> **EXTRACT**
----------

The Tory party have been well documented as doing in the classic style of Hamlet. After the entire Conservative Party have spent two weeks stabbing each in the back and front, May steps forward to take the crown for herself.

But what about the others?

The UKIP leadership contest seems to be in comedy style of Peter Kay’s Phoenix Nights. In a strange turn of events, that no one predicted and seem quite absurd, they seem to be changing their rules so their new leader must have been a member for 5 years. The punchline is this rules just about everyone out, apart from Neil Hamilton and Steven Woolfe. As BigChocFrenzy points out, we are expecting Arron Banks to hand out the brown envelopes. We are just waiting for the poorly thought out, and badly booked racist band to turn up and make everyone cringe in horror and distract everyone from UKIP's candidates and their manifestos in the process.

----------

Rows from a layout dataset
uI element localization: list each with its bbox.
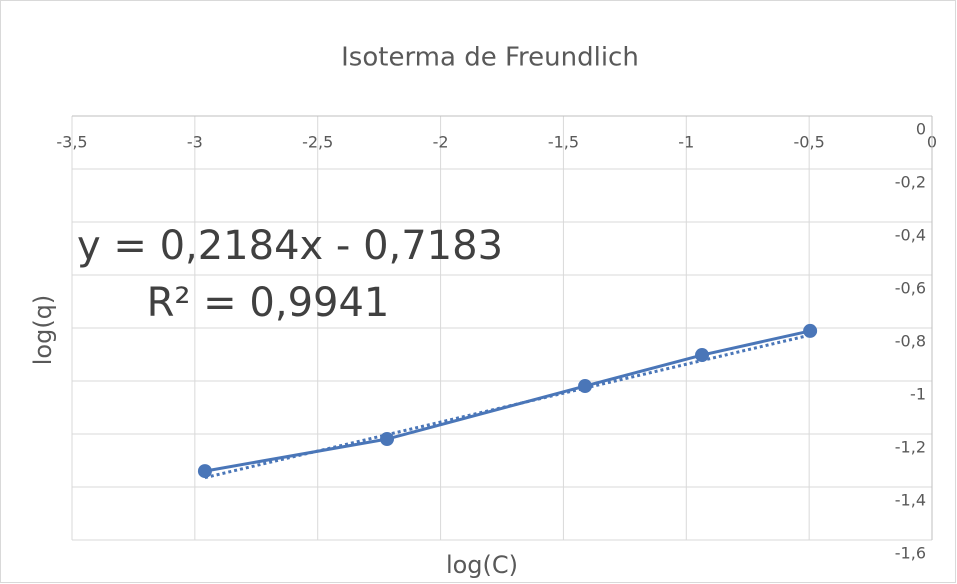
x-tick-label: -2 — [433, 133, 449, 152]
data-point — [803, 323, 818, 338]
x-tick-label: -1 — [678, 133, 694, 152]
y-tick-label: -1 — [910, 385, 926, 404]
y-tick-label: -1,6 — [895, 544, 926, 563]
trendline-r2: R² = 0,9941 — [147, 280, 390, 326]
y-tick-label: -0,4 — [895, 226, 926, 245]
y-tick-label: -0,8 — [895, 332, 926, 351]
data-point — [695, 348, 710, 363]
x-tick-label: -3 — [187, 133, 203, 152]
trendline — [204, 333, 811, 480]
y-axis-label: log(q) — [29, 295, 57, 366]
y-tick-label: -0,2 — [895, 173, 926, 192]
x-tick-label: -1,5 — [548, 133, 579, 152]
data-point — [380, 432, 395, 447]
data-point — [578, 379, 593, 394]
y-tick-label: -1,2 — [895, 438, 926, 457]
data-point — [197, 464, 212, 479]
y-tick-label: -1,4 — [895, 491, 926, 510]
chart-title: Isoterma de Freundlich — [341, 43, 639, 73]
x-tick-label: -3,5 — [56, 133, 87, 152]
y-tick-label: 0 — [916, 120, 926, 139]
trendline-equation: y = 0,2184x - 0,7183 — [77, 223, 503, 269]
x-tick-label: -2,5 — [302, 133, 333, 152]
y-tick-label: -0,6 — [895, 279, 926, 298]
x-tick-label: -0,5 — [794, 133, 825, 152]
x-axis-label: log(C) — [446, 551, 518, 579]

----------

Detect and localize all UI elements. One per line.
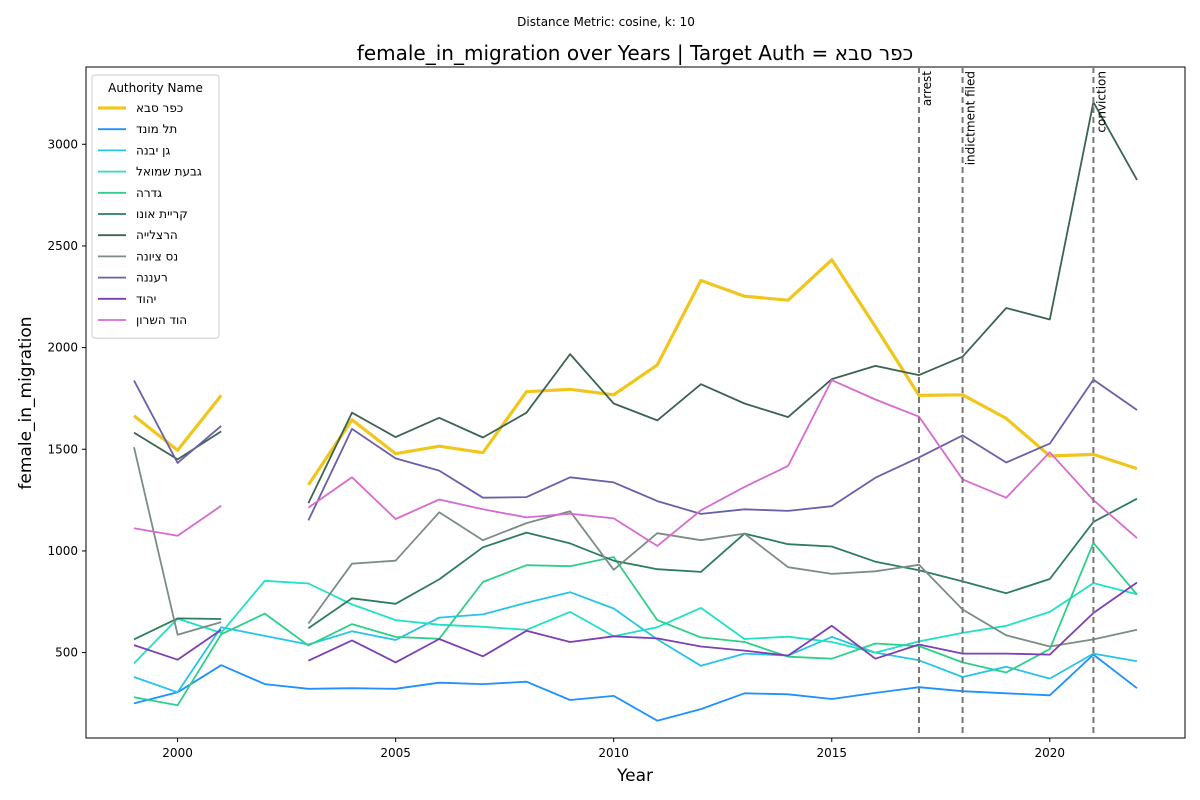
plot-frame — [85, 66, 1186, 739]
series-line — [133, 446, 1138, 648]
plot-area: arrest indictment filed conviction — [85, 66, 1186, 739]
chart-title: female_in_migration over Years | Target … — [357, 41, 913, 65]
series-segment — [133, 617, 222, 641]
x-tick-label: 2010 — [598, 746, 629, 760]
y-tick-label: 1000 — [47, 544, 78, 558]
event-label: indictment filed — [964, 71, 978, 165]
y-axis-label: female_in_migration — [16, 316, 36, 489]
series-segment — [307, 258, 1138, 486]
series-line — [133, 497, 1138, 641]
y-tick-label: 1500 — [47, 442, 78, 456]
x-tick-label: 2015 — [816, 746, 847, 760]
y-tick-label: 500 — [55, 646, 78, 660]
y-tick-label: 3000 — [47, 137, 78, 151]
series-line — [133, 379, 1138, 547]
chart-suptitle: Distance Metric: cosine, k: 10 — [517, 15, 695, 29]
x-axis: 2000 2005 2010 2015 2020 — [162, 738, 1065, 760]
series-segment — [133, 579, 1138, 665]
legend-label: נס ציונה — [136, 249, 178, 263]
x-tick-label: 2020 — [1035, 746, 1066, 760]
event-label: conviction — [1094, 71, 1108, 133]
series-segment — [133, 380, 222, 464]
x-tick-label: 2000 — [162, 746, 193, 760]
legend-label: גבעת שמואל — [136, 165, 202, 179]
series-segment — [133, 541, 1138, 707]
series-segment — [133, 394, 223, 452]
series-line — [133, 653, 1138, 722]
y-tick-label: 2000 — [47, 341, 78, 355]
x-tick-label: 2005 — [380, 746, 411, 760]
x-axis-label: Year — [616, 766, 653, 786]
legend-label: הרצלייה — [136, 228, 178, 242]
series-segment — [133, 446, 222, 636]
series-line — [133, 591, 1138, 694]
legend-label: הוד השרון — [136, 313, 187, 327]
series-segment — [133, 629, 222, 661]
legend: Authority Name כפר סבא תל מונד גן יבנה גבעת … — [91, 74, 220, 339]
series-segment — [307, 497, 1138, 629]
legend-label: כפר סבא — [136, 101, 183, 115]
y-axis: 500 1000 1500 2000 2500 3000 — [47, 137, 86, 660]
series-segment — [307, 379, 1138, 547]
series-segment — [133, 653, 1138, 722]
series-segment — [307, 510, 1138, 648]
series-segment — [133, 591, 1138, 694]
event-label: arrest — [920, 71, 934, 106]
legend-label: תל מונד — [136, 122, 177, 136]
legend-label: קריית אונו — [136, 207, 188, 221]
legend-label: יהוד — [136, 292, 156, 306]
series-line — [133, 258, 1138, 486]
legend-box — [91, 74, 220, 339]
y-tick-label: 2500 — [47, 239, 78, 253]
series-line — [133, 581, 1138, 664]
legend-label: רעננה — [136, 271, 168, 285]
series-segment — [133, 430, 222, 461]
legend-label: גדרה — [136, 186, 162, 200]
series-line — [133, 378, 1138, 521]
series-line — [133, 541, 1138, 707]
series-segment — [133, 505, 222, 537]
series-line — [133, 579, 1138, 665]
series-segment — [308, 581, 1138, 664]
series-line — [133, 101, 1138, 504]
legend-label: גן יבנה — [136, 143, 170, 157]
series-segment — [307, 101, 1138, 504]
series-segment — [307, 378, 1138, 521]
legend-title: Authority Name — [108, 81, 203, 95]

----------

> **REQUIRED TASK 1**
List every person the commentary on the party leadership contests names by both a first name and a surname.
> **REQUIRED TASK 2**
Condense the paragraph of the leadership-contest commentary that begins "The UKIP leadership contest" into a short bulleted list that keeps its main facts.
> **REQUIRED TASK 3**
Pick up the commentary on the party leadership contests right after its final sentence and carry it on.

> **WRITTEN ANSWER 1**
Peter Kay
Neil Hamilton
Steven Woolfe
Arron Banks

> **WRITTEN ANSWER 2**
- The UKIP leadership contest is likened to the comedy style of Peter Kay's Phoenix Nights.
- UKIP appears to be changing its rules so that the new leader must have been a member for 5 years.
- This rules out almost everyone except Neil Hamilton and Steven Woolfe.
- Citing BigChocFrenzy, the writer expects Arron Banks to hand out brown envelopes.
- The writer awaits a poorly chosen, badly booked racist band whose arrival would embarrass everyone and draw attention away from UKIP's candidates and their manifestos.

> **WRITTEN ANSWER 3**
Meanwhile Labour Party decide to do what they thought was Star Wars Panto. After spending a week going “She’s Standing”, “Oh No She’s Not” Angela Eagle is declared the Empire Strikes Back candidate by Diane Abbot. Well if she’s the rebel leader, then who is Darth Vader and the Emperor?

Unfortunately, you’d be forgiven for thinking the performance is starting to look more and more like a re-enactment of One Flew Over The Cuckoo’s Nest, by the minute:

A battle of wills between two forces locked together in a room with ultimately different and opposing self-interests. This is only resolved when the new leader to the dynamic who sought to upset the institution, and give the others their freedom, is lobotomised and subsequently killed in an act of mercy. His murderer manages to escape the prison to the cheers of those still stuck inside.

The Greens of course are a foreign language film, no one has heard of and no one is really that interested in watching.

The Lib Dems are merely sat in the audience. With Tim Farron heckling.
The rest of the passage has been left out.